◆ RECORDS PROVIDED
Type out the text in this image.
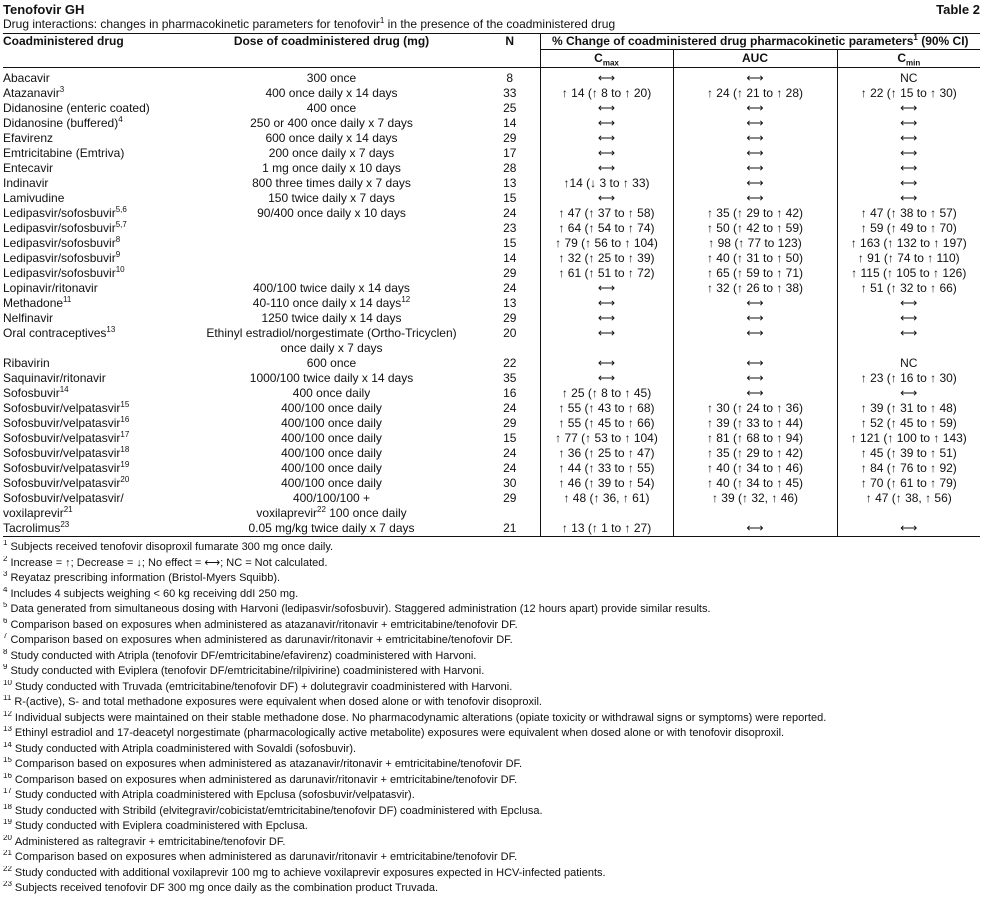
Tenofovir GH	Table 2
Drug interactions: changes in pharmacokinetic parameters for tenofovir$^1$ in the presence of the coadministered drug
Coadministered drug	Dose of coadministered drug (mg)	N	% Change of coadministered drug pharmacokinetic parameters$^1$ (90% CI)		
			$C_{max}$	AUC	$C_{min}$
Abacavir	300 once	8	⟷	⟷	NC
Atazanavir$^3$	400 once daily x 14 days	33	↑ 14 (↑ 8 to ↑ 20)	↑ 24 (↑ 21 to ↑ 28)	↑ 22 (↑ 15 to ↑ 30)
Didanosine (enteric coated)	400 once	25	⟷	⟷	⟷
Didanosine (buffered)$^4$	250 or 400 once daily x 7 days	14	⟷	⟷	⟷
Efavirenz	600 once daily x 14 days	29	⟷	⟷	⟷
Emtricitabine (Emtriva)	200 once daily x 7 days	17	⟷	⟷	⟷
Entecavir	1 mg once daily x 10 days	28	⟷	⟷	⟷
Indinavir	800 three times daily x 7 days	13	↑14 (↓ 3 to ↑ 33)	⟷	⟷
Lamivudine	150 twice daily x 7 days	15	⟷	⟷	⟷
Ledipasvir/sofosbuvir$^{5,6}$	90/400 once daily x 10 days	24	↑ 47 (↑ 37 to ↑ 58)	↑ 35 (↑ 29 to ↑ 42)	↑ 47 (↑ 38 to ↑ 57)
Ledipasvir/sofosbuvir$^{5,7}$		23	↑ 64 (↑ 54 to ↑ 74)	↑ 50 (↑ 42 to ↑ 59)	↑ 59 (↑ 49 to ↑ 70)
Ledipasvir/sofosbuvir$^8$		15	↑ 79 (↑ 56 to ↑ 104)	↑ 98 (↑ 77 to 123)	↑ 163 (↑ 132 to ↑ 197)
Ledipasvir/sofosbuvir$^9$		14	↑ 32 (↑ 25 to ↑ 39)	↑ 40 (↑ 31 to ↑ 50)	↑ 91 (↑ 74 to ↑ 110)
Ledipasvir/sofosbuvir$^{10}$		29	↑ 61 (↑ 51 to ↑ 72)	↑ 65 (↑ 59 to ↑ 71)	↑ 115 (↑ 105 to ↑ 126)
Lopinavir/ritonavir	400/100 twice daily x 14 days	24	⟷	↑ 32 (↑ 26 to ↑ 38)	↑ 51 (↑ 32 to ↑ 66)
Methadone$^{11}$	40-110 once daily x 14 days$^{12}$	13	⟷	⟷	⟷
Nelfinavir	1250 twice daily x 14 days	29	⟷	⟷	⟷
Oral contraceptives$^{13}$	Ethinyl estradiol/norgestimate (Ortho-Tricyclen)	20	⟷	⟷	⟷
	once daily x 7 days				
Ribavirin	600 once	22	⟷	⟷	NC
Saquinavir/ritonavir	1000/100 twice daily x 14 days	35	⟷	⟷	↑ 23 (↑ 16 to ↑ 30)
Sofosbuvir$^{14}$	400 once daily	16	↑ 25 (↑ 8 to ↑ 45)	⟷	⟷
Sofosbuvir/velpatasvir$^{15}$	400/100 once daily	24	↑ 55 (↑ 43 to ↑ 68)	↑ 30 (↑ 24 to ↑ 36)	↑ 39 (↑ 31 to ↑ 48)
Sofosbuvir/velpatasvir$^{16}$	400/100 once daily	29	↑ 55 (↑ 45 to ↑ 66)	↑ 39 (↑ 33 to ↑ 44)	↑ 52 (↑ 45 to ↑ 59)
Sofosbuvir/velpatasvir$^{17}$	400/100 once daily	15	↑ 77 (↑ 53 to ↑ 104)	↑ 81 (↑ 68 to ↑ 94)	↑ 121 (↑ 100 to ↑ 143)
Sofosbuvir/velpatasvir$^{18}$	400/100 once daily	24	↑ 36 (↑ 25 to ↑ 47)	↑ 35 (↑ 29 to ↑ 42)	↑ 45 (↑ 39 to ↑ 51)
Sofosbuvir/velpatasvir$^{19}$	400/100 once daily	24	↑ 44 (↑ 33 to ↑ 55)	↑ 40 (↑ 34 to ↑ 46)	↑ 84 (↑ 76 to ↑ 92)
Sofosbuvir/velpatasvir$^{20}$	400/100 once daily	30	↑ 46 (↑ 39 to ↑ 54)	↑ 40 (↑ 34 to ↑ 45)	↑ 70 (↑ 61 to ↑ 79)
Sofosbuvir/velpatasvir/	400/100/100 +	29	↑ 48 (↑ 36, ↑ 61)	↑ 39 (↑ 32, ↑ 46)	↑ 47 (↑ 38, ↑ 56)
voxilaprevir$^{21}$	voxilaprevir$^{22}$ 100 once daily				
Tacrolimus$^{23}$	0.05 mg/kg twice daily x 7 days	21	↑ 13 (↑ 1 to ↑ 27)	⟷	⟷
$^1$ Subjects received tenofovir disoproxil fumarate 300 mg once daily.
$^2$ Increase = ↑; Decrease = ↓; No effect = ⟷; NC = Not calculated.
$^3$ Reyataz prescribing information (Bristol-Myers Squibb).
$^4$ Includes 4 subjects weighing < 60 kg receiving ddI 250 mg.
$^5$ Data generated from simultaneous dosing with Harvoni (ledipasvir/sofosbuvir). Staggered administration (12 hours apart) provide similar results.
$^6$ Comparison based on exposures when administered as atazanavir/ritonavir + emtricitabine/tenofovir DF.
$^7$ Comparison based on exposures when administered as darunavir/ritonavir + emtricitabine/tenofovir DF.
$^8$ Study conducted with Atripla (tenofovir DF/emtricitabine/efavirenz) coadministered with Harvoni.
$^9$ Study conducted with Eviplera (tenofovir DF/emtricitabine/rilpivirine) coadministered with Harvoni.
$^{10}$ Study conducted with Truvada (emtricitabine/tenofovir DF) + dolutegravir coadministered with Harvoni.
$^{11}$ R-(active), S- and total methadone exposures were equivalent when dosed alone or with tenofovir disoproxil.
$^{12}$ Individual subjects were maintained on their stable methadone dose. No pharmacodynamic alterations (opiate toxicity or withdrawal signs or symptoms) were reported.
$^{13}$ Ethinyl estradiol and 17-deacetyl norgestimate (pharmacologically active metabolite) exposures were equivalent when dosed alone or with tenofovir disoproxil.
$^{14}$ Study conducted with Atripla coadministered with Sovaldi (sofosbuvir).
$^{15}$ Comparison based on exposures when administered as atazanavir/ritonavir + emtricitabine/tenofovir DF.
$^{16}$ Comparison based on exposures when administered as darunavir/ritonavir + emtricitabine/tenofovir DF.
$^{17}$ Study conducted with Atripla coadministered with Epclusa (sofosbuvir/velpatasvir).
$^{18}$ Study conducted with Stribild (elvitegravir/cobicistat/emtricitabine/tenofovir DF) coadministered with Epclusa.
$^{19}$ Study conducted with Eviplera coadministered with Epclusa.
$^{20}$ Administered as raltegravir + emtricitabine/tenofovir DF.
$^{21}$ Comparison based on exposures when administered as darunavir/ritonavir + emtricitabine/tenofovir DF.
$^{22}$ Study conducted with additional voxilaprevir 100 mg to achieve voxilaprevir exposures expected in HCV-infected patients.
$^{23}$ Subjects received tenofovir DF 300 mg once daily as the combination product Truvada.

◆ EXERCISE
Return the listing unchanged except for the pictures, which should be dropped.

◆ OUTPUT OF THE TASK
Type out the text in this image.
Tenofovir GH	Table 2
Drug interactions: changes in pharmacokinetic parameters for tenofovir$^1$ in the presence of the coadministered drug
Coadministered drug	Dose of coadministered drug (mg)	N	% Change of coadministered drug pharmacokinetic parameters$^1$ (90% CI)		
			$C_{max}$	AUC	$C_{min}$
Abacavir	300 once	8	⟷	⟷	NC
Atazanavir$^3$	400 once daily x 14 days	33	↑ 14 (↑ 8 to ↑ 20)	↑ 24 (↑ 21 to ↑ 28)	↑ 22 (↑ 15 to ↑ 30)
Didanosine (enteric coated)	400 once	25	⟷	⟷	⟷
Didanosine (buffered)$^4$	250 or 400 once daily x 7 days	14	⟷	⟷	⟷
Efavirenz	600 once daily x 14 days	29	⟷	⟷	⟷
Emtricitabine (Emtriva)	200 once daily x 7 days	17	⟷	⟷	⟷
Entecavir	1 mg once daily x 10 days	28	⟷	⟷	⟷
Indinavir	800 three times daily x 7 days	13	↑14 (↓ 3 to ↑ 33)	⟷	⟷
Lamivudine	150 twice daily x 7 days	15	⟷	⟷	⟷
Ledipasvir/sofosbuvir$^{5,6}$	90/400 once daily x 10 days	24	↑ 47 (↑ 37 to ↑ 58)	↑ 35 (↑ 29 to ↑ 42)	↑ 47 (↑ 38 to ↑ 57)
Ledipasvir/sofosbuvir$^{5,7}$		23	↑ 64 (↑ 54 to ↑ 74)	↑ 50 (↑ 42 to ↑ 59)	↑ 59 (↑ 49 to ↑ 70)
Ledipasvir/sofosbuvir$^8$		15	↑ 79 (↑ 56 to ↑ 104)	↑ 98 (↑ 77 to 123)	↑ 163 (↑ 132 to ↑ 197)
Ledipasvir/sofosbuvir$^9$		14	↑ 32 (↑ 25 to ↑ 39)	↑ 40 (↑ 31 to ↑ 50)	↑ 91 (↑ 74 to ↑ 110)
Ledipasvir/sofosbuvir$^{10}$		29	↑ 61 (↑ 51 to ↑ 72)	↑ 65 (↑ 59 to ↑ 71)	↑ 115 (↑ 105 to ↑ 126)
Lopinavir/ritonavir	400/100 twice daily x 14 days	24	⟷	↑ 32 (↑ 26 to ↑ 38)	↑ 51 (↑ 32 to ↑ 66)
Methadone$^{11}$	40-110 once daily x 14 days$^{12}$	13	⟷	⟷	⟷
Nelfinavir	1250 twice daily x 14 days	29	⟷	⟷	⟷
Oral contraceptives$^{13}$	Ethinyl estradiol/norgestimate (Ortho-Tricyclen)	20	⟷	⟷	⟷
	once daily x 7 days				
Ribavirin	600 once	22	⟷	⟷	NC
Saquinavir/ritonavir	1000/100 twice daily x 14 days	35	⟷	⟷	↑ 23 (↑ 16 to ↑ 30)
Sofosbuvir$^{14}$	400 once daily	16	↑ 25 (↑ 8 to ↑ 45)	⟷	⟷
Sofosbuvir/velpatasvir$^{15}$	400/100 once daily	24	↑ 55 (↑ 43 to ↑ 68)	↑ 30 (↑ 24 to ↑ 36)	↑ 39 (↑ 31 to ↑ 48)
Sofosbuvir/velpatasvir$^{16}$	400/100 once daily	29	↑ 55 (↑ 45 to ↑ 66)	↑ 39 (↑ 33 to ↑ 44)	↑ 52 (↑ 45 to ↑ 59)
Sofosbuvir/velpatasvir$^{17}$	400/100 once daily	15	↑ 77 (↑ 53 to ↑ 104)	↑ 81 (↑ 68 to ↑ 94)	↑ 121 (↑ 100 to ↑ 143)
Sofosbuvir/velpatasvir$^{18}$	400/100 once daily	24	↑ 36 (↑ 25 to ↑ 47)	↑ 35 (↑ 29 to ↑ 42)	↑ 45 (↑ 39 to ↑ 51)
Sofosbuvir/velpatasvir$^{19}$	400/100 once daily	24	↑ 44 (↑ 33 to ↑ 55)	↑ 40 (↑ 34 to ↑ 46)	↑ 84 (↑ 76 to ↑ 92)
Sofosbuvir/velpatasvir$^{20}$	400/100 once daily	30	↑ 46 (↑ 39 to ↑ 54)	↑ 40 (↑ 34 to ↑ 45)	↑ 70 (↑ 61 to ↑ 79)
Sofosbuvir/velpatasvir/	400/100/100 +	29	↑ 48 (↑ 36, ↑ 61)	↑ 39 (↑ 32, ↑ 46)	↑ 47 (↑ 38, ↑ 56)
voxilaprevir$^{21}$	voxilaprevir$^{22}$ 100 once daily				
Tacrolimus$^{23}$	0.05 mg/kg twice daily x 7 days	21	↑ 13 (↑ 1 to ↑ 27)	⟷	⟷
$^1$ Subjects received tenofovir disoproxil fumarate 300 mg once daily.
$^2$ Increase = ↑; Decrease = ↓; No effect = ⟷; NC = Not calculated.
$^3$ Reyataz prescribing information (Bristol-Myers Squibb).
$^4$ Includes 4 subjects weighing < 60 kg receiving ddI 250 mg.
$^5$ Data generated from simultaneous dosing with Harvoni (ledipasvir/sofosbuvir). Staggered administration (12 hours apart) provide similar results.
$^6$ Comparison based on exposures when administered as atazanavir/ritonavir + emtricitabine/tenofovir DF.
$^7$ Comparison based on exposures when administered as darunavir/ritonavir + emtricitabine/tenofovir DF.
$^8$ Study conducted with Atripla (tenofovir DF/emtricitabine/efavirenz) coadministered with Harvoni.
$^9$ Study conducted with Eviplera (tenofovir DF/emtricitabine/rilpivirine) coadministered with Harvoni.
$^{10}$ Study conducted with Truvada (emtricitabine/tenofovir DF) + dolutegravir coadministered with Harvoni.
$^{11}$ R-(active), S- and total methadone exposures were equivalent when dosed alone or with tenofovir disoproxil.
$^{12}$ Individual subjects were maintained on their stable methadone dose. No pharmacodynamic alterations (opiate toxicity or withdrawal signs or symptoms) were reported.
$^{13}$ Ethinyl estradiol and 17-deacetyl norgestimate (pharmacologically active metabolite) exposures were equivalent when dosed alone or with tenofovir disoproxil.
$^{14}$ Study conducted with Atripla coadministered with Sovaldi (sofosbuvir).
$^{15}$ Comparison based on exposures when administered as atazanavir/ritonavir + emtricitabine/tenofovir DF.
$^{16}$ Comparison based on exposures when administered as darunavir/ritonavir + emtricitabine/tenofovir DF.
$^{17}$ Study conducted with Atripla coadministered with Epclusa (sofosbuvir/velpatasvir).
$^{18}$ Study conducted with Stribild (elvitegravir/cobicistat/emtricitabine/tenofovir DF) coadministered with Epclusa.
$^{19}$ Study conducted with Eviplera coadministered with Epclusa.
$^{20}$ Administered as raltegravir + emtricitabine/tenofovir DF.
$^{21}$ Comparison based on exposures when administered as darunavir/ritonavir + emtricitabine/tenofovir DF.
$^{22}$ Study conducted with additional voxilaprevir 100 mg to achieve voxilaprevir exposures expected in HCV-infected patients.
$^{23}$ Subjects received tenofovir DF 300 mg once daily as the combination product Truvada.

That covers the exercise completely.